* _DOCUMENT SECTION_:
P2PoW — Delegated Proof of Work

A P2P solution for Nano PoW

Introduction

Problem:

Nano PoW benchmarks: works per second

However, devices with less processing power requires more time to complete such work and, therefore, in this devices, the transaction will not always be so instantaneous as expected. Smartphones, tablets or even simple computers can take more than 30 seconds for a single work. In some cases as embedded and IoT devices can easily take more than 3 minutes per PoW.

After dynamic PoW has been implemented, in cases where the network is saturated the nodes will prioritize transactions that use a larger PoW. Although it better matches the demand of the network supply, still hindering spam attacks, it could also force other users to increase their own PoW transactions to be able to validate them, thus requiring even more processing and more time from them.

Fortunately, since PoW uses the last block hash and does not require the user’s private key, this process can be isolated and delegated to third parties.

Some Nano wallets make the PoW for the user on their own servers, free of charge. Although of great help, this kindness has its limitations. A growing demand for this type of service may require more and more resources and these developers will need to pay from their own pockets, depend on donations or charge their users. In addition, often without the economic incentive to manage a robust structure, these servers cannot react in the most efficient way to user demand. An economic incentive could enable a more reliable and flexible structure.

But this is not the biggest concern. Of particular concern is the centralization of so many users on so few servers that perform PoW.

A well-known service widely used by Nano wallets is the DPoW. A free API that connects nano wallets to multiple workers for the delegation of proof of work, encouraging workers with occasional small payments.

Despite its popularity, DPoW has relevant disadvantages:

  1. Centralized
  2. Permissioned
  3. API offered only for non-commercial projects
  4. Custody of funds

Workers need to trust the coordinator, users need to trust the coordinator, everyone still uses a centralized communication model for registration and API, based on central servers and DNS, which is more susceptible to human error, technical instability, regulations, prohibitions and hacker attacks. There are several central points of failure

There are also emerging services that charge a fee to offer their computational power. Although very useful, such centralized solutions may not be the best alternative for a decentralized cryptocurrency. Because in addition to having the same disadvantages mentioned above, users would be dependent on a single service at a time, since it is not economically viable to pay for multiple services if each proof of work can only be done for 1 service at a time.

The objective of this article is to bring a totally decentralized solution to these problems of Nano Proof of Work delegation.

The P2P Solution:

P2PoW —Diagram

Alice wants to send 1 Nano to Bob.
For this she needs to do the Proof of Work of the transaction. But Alice’s hardware is simple and she doesn’t want to wait too long for PoW to finish.
So she creates the transaction, but doesn’t do the proof of work, instead he hires George to do it. Because George has a great equipment for it.
But George doesn’t want to have to trust Alice, because she might not pay him after work.
Alice also doesn’t want to pay and expect George’s work, because George may not do PoW after being paid.

Dataset items

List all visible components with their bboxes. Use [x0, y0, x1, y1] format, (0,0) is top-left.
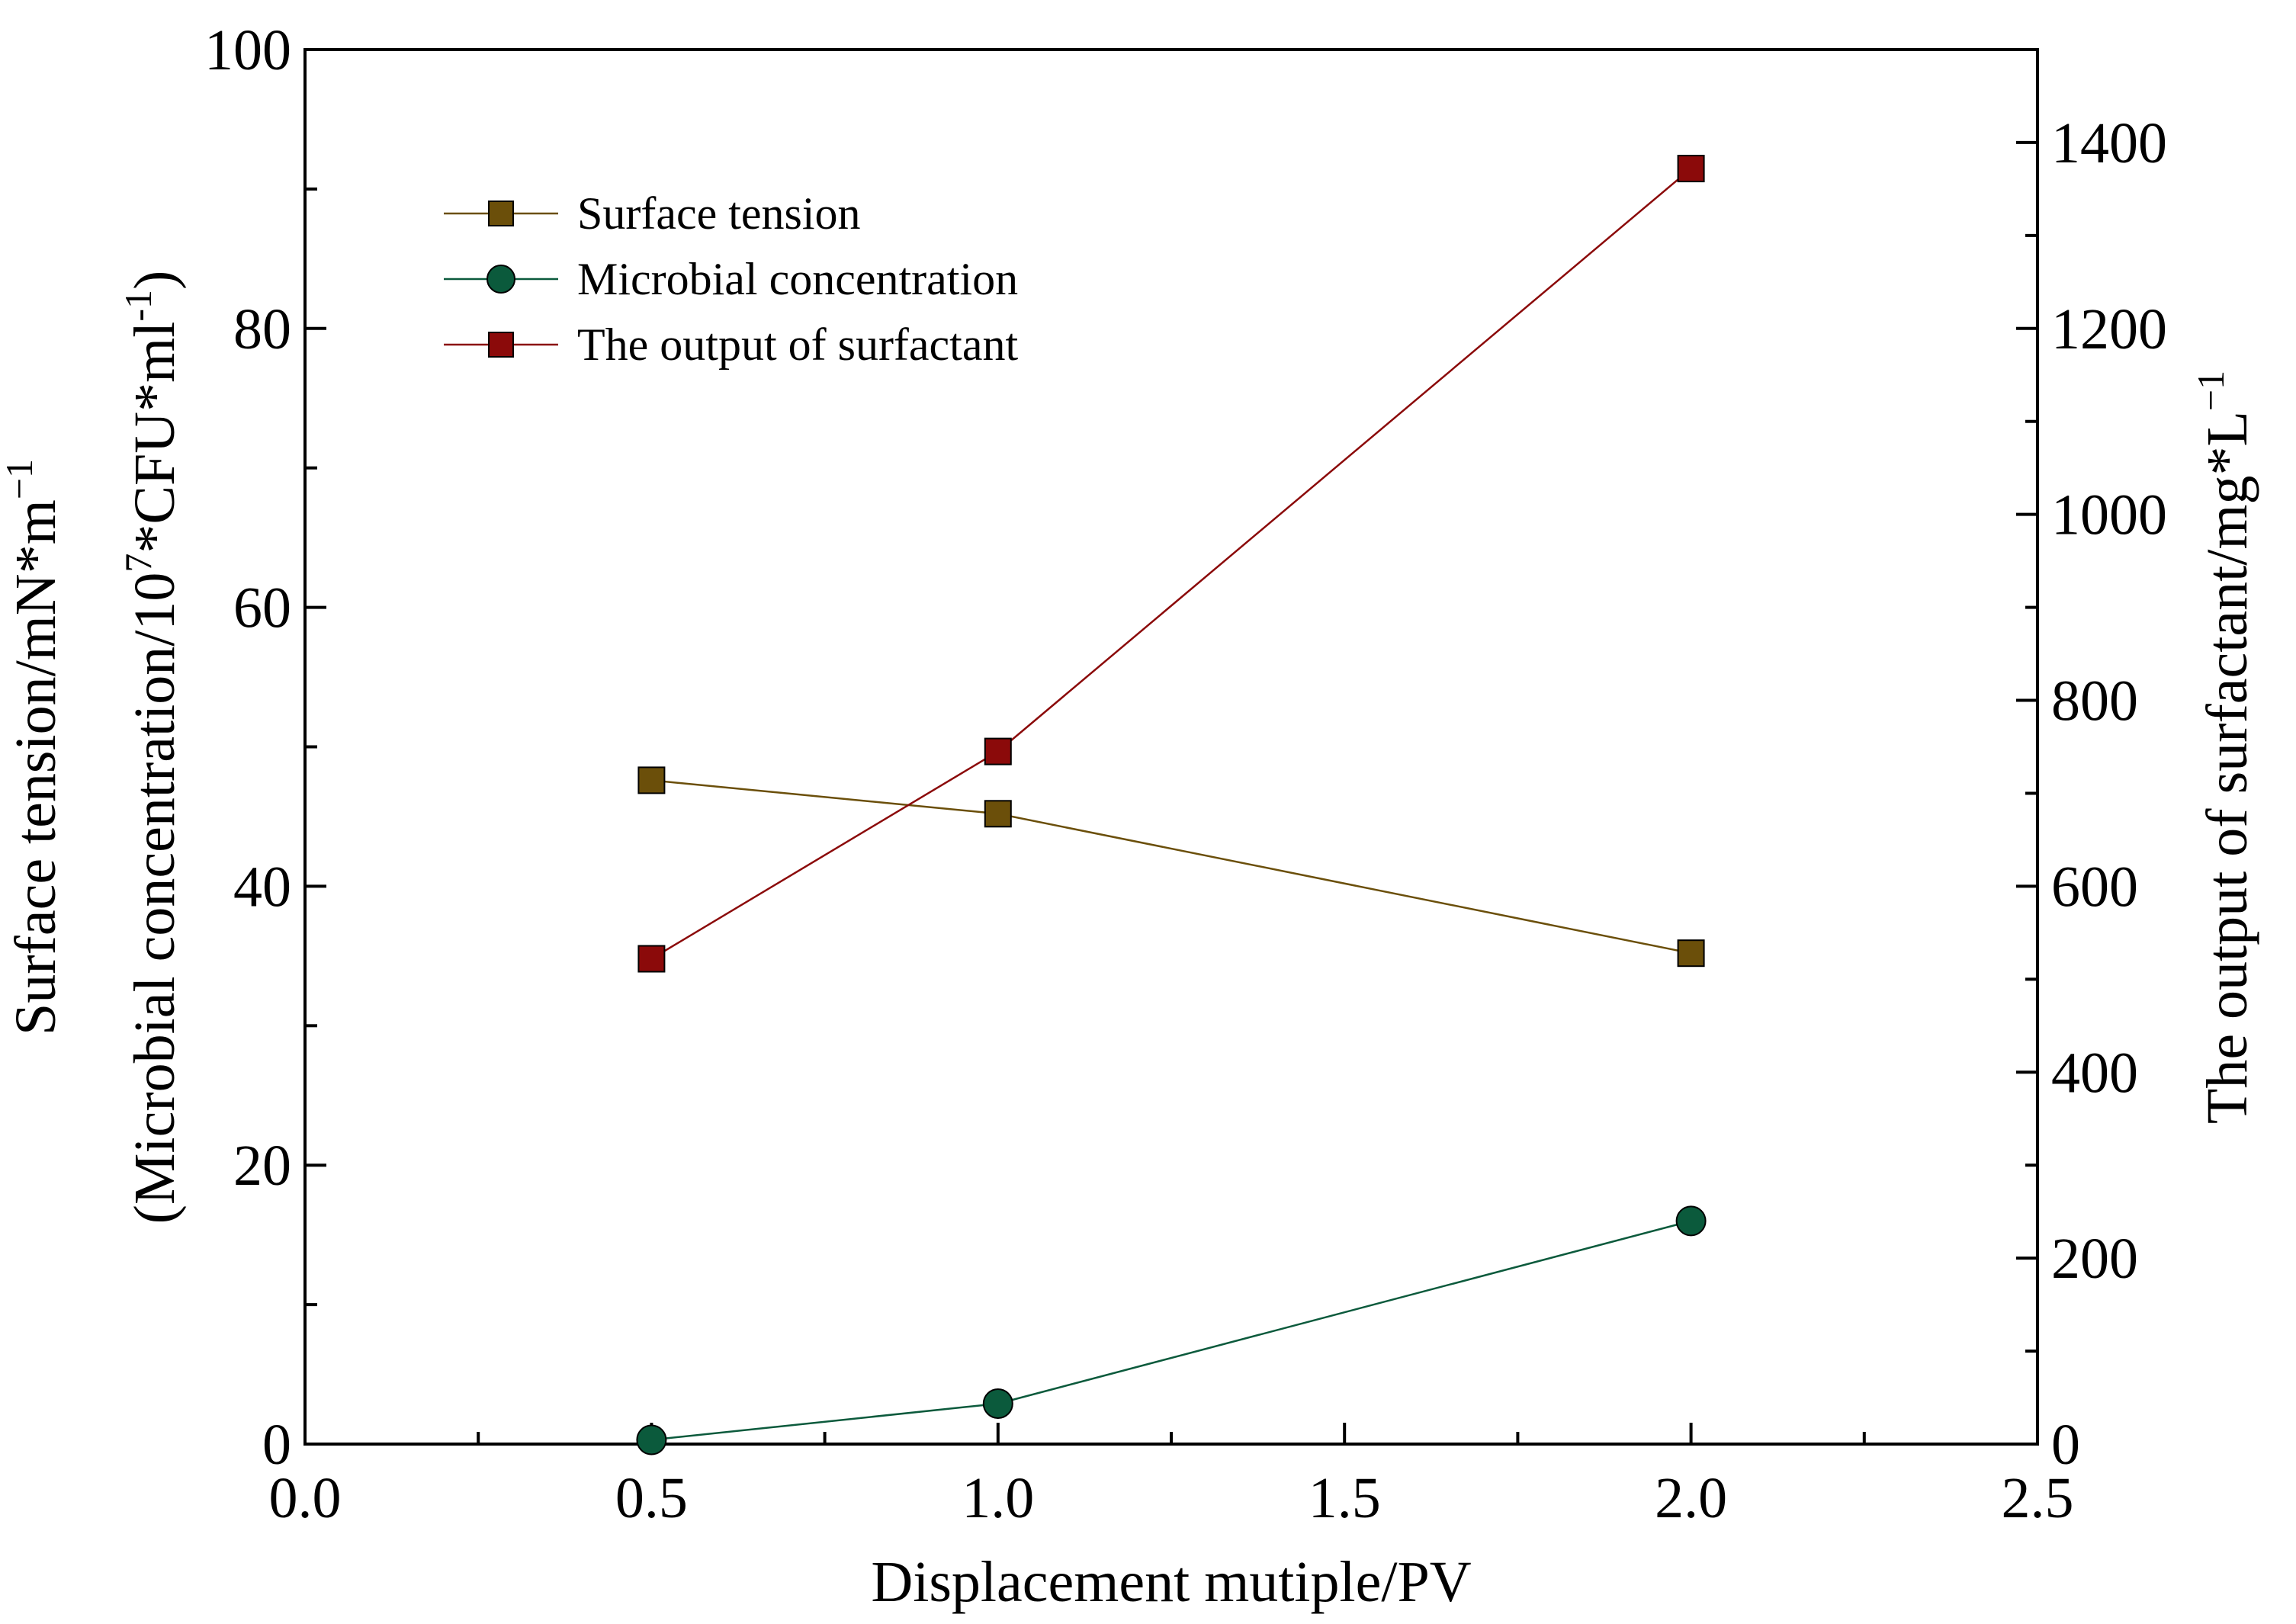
legend-marker-the-output-of-surfactant — [488, 332, 514, 358]
the-output-of-surfactant-point — [1677, 155, 1705, 183]
y-right-tick-label: 600 — [2051, 855, 2138, 919]
surface-tension-point — [637, 766, 666, 794]
surface-tension-point — [984, 800, 1012, 828]
y-right-tick-label: 1200 — [2051, 297, 2167, 361]
legend-marker-surface-tension — [488, 201, 514, 226]
plot-frame — [303, 48, 2039, 1446]
y-left-tick-label: 100 — [204, 18, 291, 82]
x-axis-title: Displacement mutiple/PV — [871, 1550, 1471, 1614]
legend-label-the-output-of-surfactant: The output of surfactant — [577, 319, 1018, 370]
surface-tension-point — [1677, 939, 1705, 968]
y-right-tick-label: 200 — [2051, 1227, 2138, 1291]
surface-tension-line — [651, 779, 1691, 955]
y-left-axis-title-line1: Surface tension/mN*m−1 — [0, 459, 68, 1035]
x-tick-label: 2.0 — [1655, 1466, 1727, 1530]
tick-labels: 0.0 0.5 1.0 1.5 2.0 2.50204060801000200400600… — [204, 18, 2167, 1530]
y-right-axis-title: The output of surfactant/mg*L−1 — [2189, 371, 2259, 1124]
microbial-concentration-point — [1675, 1205, 1707, 1237]
series-markers — [636, 155, 1707, 1456]
y-left-axis-title-line2: (Microbial concentration/107*CFU*ml-1) — [117, 271, 187, 1224]
x-tick-label: 2.5 — [2002, 1466, 2074, 1530]
the-output-of-surfactant-point — [637, 945, 666, 973]
legend-label-microbial-concentration: Microbial concentration — [577, 254, 1018, 304]
microbial-concentration-point — [982, 1388, 1013, 1419]
x-tick-label: 0.0 — [269, 1466, 342, 1530]
the-output-of-surfactant-point — [984, 737, 1012, 765]
legend-label-surface-tension: Surface tension — [577, 188, 861, 239]
x-tick-label: 1.0 — [962, 1466, 1034, 1530]
y-left-tick-label: 0 — [262, 1413, 291, 1477]
x-tick-label: 1.5 — [1309, 1466, 1381, 1530]
y-left-tick-label: 20 — [233, 1134, 291, 1198]
y-left-tick-label: 80 — [233, 297, 291, 361]
y-right-tick-label: 400 — [2051, 1041, 2138, 1105]
y-left-tick-label: 40 — [233, 855, 291, 919]
y-right-tick-label: 800 — [2051, 669, 2138, 733]
y-right-tick-label: 1400 — [2051, 111, 2167, 175]
axis-ticks — [303, 48, 2039, 1446]
y-right-tick-label: 1000 — [2051, 483, 2167, 547]
microbial-concentration-line — [651, 1220, 1691, 1441]
legend: Surface tension Microbial concentration Th… — [444, 188, 1018, 370]
legend-marker-microbial-concentration — [486, 265, 515, 294]
y-right-tick-label: 0 — [2051, 1413, 2080, 1477]
y-left-tick-label: 60 — [233, 576, 291, 640]
microbial-concentration-point — [636, 1424, 667, 1456]
x-tick-label: 0.5 — [615, 1466, 688, 1530]
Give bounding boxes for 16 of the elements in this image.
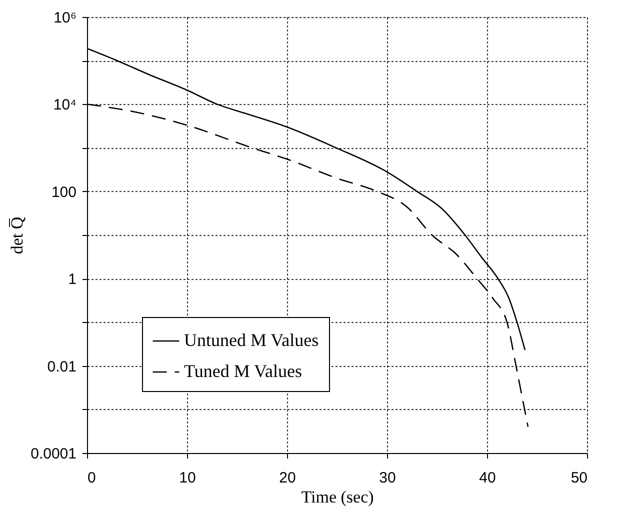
x-tick-label: 30 <box>379 470 396 486</box>
legend-label: Tuned M Values <box>184 361 302 381</box>
x-tick-label: 50 <box>570 470 588 486</box>
legend-label: Untuned M Values <box>184 330 319 350</box>
y-tick-label: 100 <box>51 184 76 201</box>
x-tick-label: 0 <box>88 470 96 486</box>
y-axis-title: det Q̅ <box>8 216 27 254</box>
x-tick-label: 20 <box>279 470 296 486</box>
x-axis-title: Time (sec) <box>301 488 374 506</box>
y-tick-label: 10⁴ <box>53 96 76 114</box>
y-tick-label: 0.01 <box>47 358 76 376</box>
y-tick-label: 1 <box>68 271 76 288</box>
x-tick-label: 40 <box>479 470 496 486</box>
y-tick-label: 0.0001 <box>30 446 76 462</box>
x-tick-label: 10 <box>179 470 196 486</box>
y-tick-label: 10⁶ <box>54 10 76 26</box>
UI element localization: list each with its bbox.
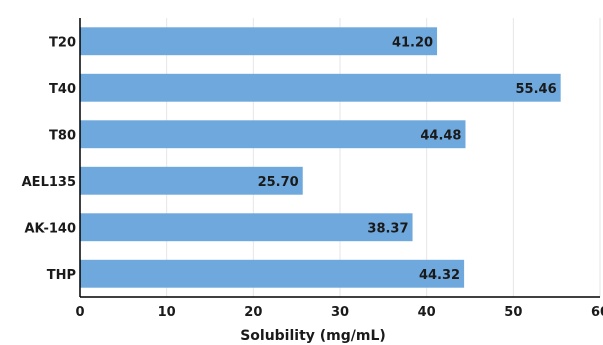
x-tick-label: 50 <box>504 305 522 320</box>
axes <box>79 18 600 298</box>
x-axis-title: Solubility (mg/mL) <box>240 328 386 344</box>
bar <box>80 259 465 288</box>
bar <box>80 166 303 195</box>
bars <box>80 27 561 288</box>
category-label: T20 <box>49 35 76 50</box>
value-label: 44.48 <box>420 128 461 143</box>
x-tick-label: 20 <box>244 305 262 320</box>
category-labels: T20 T40 T80 AEL135 AK-140 THP <box>22 35 76 283</box>
value-label: 25.70 <box>258 175 299 190</box>
x-tick-labels: 0 10 20 30 40 50 60 <box>75 305 603 320</box>
category-label: T40 <box>49 82 76 97</box>
x-tick-label: 30 <box>331 305 349 320</box>
value-label: 55.46 <box>516 82 557 97</box>
value-label: 38.37 <box>367 221 408 236</box>
grid-lines <box>166 18 601 297</box>
x-tick-label: 40 <box>418 305 436 320</box>
value-labels: 41.20 55.46 44.48 25.70 38.37 44.32 <box>258 35 557 283</box>
x-tick-label: 10 <box>158 305 176 320</box>
category-label: AEL135 <box>22 175 76 190</box>
bar <box>80 73 561 102</box>
bar <box>80 27 438 56</box>
bar <box>80 213 413 242</box>
value-label: 41.20 <box>392 35 433 50</box>
value-label: 44.32 <box>419 268 460 283</box>
bar <box>80 120 466 149</box>
category-label: T80 <box>49 128 76 143</box>
category-label: THP <box>47 268 76 283</box>
category-label: AK-140 <box>24 221 76 236</box>
x-tick-label: 60 <box>591 305 603 320</box>
x-tick-label: 0 <box>75 305 84 320</box>
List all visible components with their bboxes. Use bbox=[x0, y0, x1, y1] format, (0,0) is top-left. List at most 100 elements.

* _TASK DIRECTIONS_: Could you rewrite the P2PoW article starting with "P2PoW —Diagram" and going on through "PoW to finish.", changing "hardware" to "device"? Nothing in the items matters here.

* _COMPLETE ANSWER_:
P2PoW —Diagram

Alice wants to send 1 Nano to Bob.
For this she needs to do the Proof of Work of the transaction. But Alice’s device is simple and she doesn’t want to wait too long for PoW to finish.